## What needs to be done:
Set aside the pictures and output only the lines from the one containing "Decode this image" up to and including the one containing "Extract all the data from this chart as JSON.".
-- START OF Supplied material --
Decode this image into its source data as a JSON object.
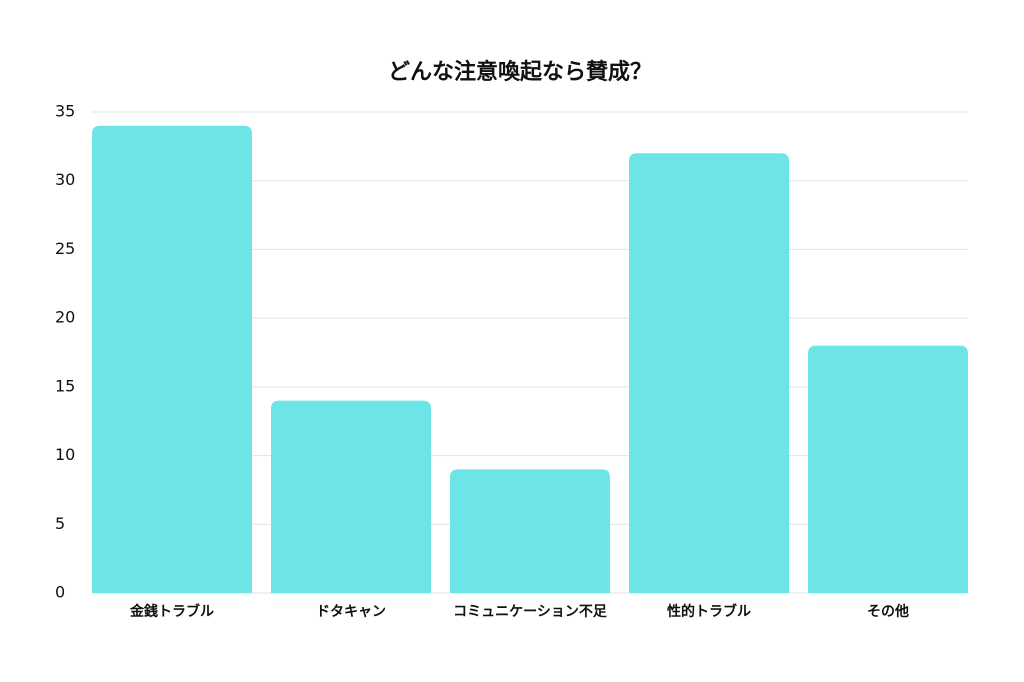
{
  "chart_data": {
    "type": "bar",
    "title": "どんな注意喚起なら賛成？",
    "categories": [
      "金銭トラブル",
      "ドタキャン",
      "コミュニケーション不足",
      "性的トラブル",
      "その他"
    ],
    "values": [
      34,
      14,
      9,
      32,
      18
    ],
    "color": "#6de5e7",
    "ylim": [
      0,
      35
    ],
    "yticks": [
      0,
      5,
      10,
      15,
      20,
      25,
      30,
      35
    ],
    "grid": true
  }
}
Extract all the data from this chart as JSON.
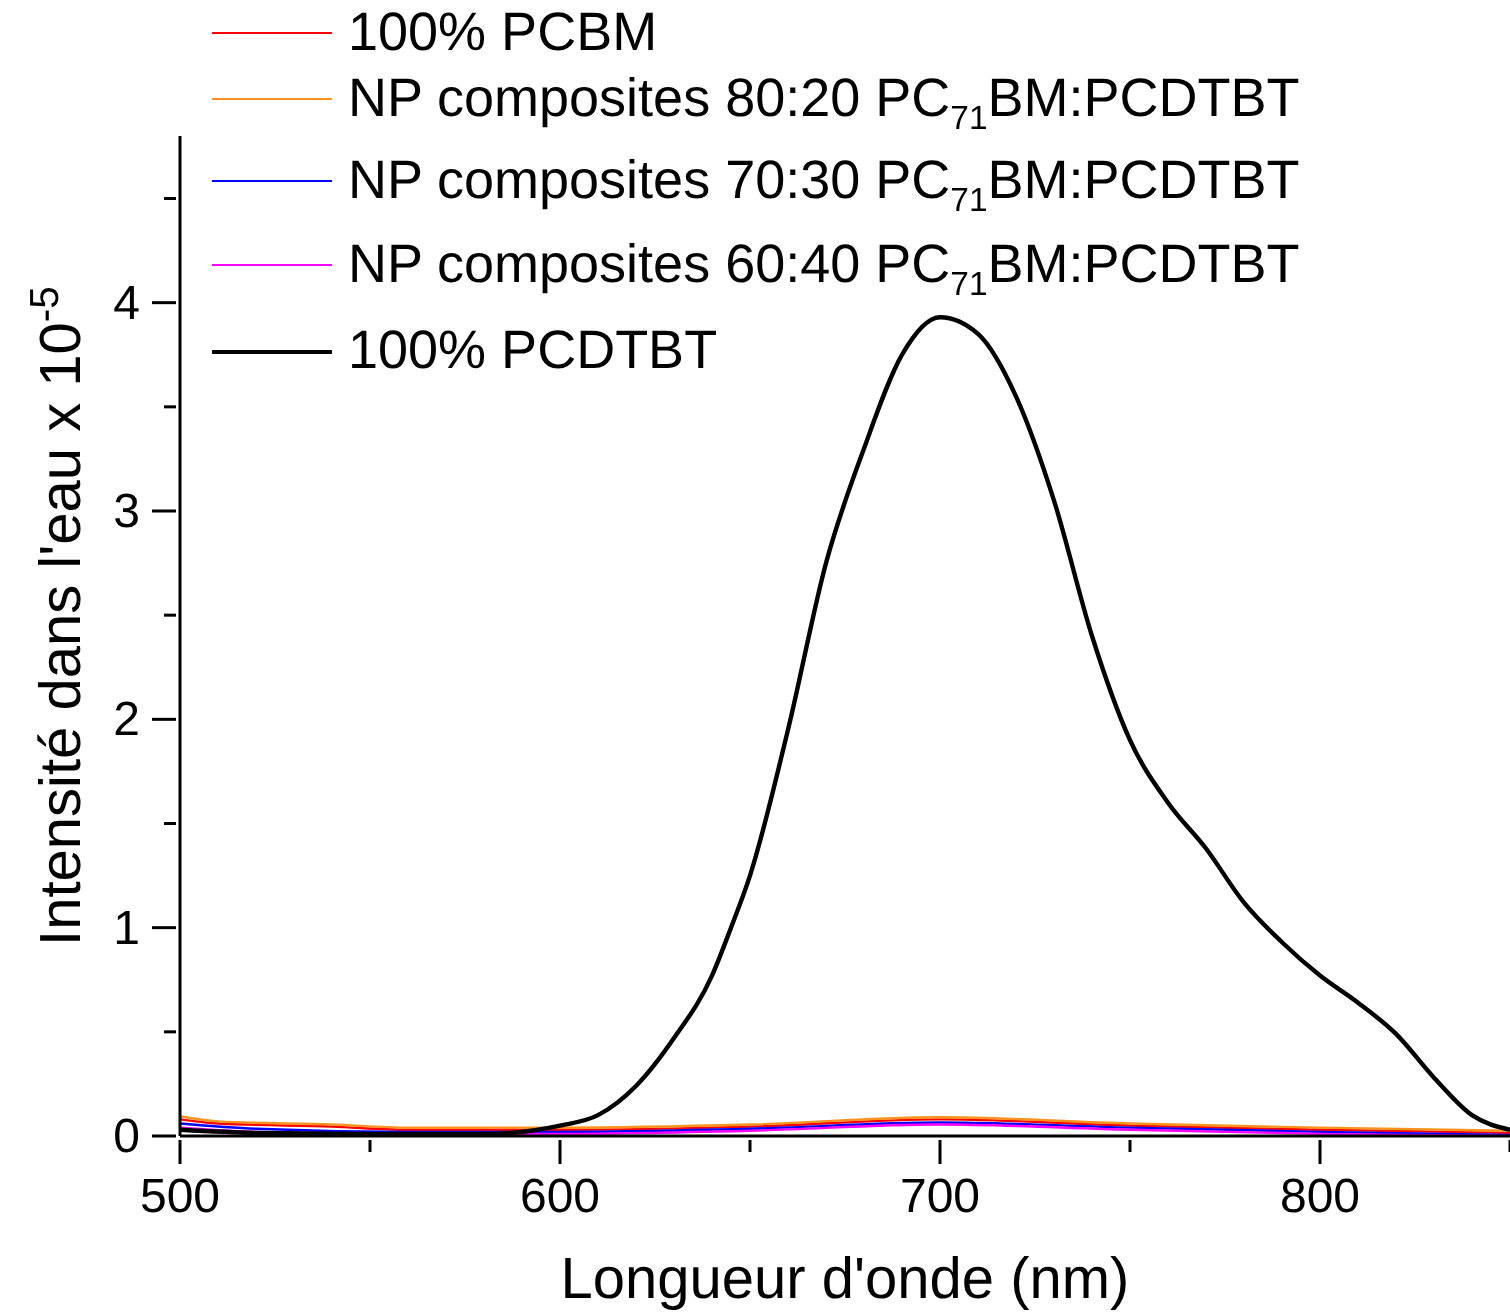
-- END OF Supplied material --
-- START OF Supplied material --
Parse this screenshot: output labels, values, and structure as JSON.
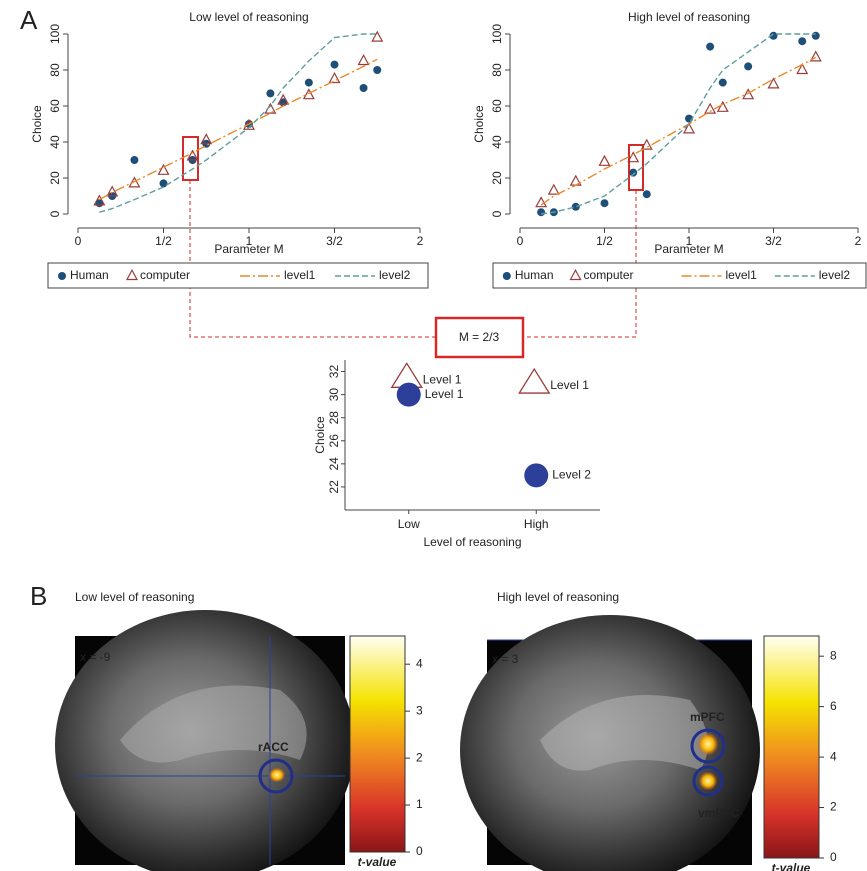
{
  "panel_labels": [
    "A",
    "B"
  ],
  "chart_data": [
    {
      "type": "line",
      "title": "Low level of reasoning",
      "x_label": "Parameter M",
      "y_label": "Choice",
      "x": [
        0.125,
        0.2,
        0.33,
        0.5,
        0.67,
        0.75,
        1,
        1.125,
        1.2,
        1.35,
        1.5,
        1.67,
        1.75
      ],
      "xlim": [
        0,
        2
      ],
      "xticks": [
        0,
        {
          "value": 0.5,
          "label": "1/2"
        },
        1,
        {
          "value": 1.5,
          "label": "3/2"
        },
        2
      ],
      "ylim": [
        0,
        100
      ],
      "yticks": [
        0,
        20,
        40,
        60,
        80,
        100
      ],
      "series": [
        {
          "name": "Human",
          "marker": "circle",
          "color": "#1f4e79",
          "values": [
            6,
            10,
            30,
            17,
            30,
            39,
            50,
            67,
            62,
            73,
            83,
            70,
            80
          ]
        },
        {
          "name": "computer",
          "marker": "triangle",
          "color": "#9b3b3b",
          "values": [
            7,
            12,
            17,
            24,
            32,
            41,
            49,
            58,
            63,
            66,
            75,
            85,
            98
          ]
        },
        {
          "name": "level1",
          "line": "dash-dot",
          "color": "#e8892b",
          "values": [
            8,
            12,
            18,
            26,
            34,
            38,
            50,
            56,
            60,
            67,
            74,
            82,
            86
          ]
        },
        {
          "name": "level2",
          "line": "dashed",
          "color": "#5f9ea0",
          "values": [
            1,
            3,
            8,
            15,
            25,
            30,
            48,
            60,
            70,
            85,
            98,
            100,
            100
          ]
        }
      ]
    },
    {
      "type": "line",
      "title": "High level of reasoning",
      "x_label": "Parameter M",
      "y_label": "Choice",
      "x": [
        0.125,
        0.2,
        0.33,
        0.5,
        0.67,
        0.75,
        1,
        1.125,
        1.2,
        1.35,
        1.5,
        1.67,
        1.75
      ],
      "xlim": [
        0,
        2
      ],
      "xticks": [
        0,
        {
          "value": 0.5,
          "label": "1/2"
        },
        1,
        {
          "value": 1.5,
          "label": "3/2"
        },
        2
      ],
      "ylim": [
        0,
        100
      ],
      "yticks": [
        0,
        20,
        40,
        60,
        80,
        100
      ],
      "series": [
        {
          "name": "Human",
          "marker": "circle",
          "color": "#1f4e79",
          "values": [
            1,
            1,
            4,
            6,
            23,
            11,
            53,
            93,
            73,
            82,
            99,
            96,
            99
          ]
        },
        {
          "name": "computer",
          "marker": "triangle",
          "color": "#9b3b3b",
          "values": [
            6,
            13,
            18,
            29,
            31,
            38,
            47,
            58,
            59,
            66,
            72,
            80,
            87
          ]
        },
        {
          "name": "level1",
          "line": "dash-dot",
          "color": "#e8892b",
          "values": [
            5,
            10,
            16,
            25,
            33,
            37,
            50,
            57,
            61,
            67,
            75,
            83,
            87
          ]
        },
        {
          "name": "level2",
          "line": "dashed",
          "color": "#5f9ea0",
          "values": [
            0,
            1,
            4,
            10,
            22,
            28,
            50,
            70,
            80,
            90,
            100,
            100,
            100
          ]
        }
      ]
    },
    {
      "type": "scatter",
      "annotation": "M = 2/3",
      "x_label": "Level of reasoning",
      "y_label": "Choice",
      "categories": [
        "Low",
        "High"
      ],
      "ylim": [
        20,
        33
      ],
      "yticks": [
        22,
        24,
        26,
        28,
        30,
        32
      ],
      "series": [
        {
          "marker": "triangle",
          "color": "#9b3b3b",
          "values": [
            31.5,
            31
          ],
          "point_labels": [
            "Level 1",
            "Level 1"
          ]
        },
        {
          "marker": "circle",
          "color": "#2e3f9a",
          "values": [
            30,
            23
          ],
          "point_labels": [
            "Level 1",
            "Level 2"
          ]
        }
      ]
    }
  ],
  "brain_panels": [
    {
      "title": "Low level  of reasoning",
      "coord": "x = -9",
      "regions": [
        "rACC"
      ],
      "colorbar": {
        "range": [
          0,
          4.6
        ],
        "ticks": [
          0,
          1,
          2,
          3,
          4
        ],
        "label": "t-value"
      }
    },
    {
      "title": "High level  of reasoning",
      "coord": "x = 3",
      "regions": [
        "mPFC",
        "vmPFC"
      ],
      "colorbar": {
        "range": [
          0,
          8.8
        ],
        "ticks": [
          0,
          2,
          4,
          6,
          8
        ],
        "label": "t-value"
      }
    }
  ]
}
-- END OF Supplied material --
## Written reply:
Decode this image into its source data as a JSON object.
{
  "chart_data": {
    "type": "bar",
    "title": "どんな注意喚起なら賛成？",
    "categories": [
      "金銭トラブル",
      "ドタキャン",
      "コミュニケーション不足",
      "性的トラブル",
      "その他"
    ],
    "values": [
      34,
      14,
      9,
      32,
      18
    ],
    "color": "#6de5e7",
    "ylim": [
      0,
      35
    ],
    "yticks": [
      0,
      5,
      10,
      15,
      20,
      25,
      30,
      35
    ],
    "grid": true
  }
}
Extract all the data from this chart as JSON.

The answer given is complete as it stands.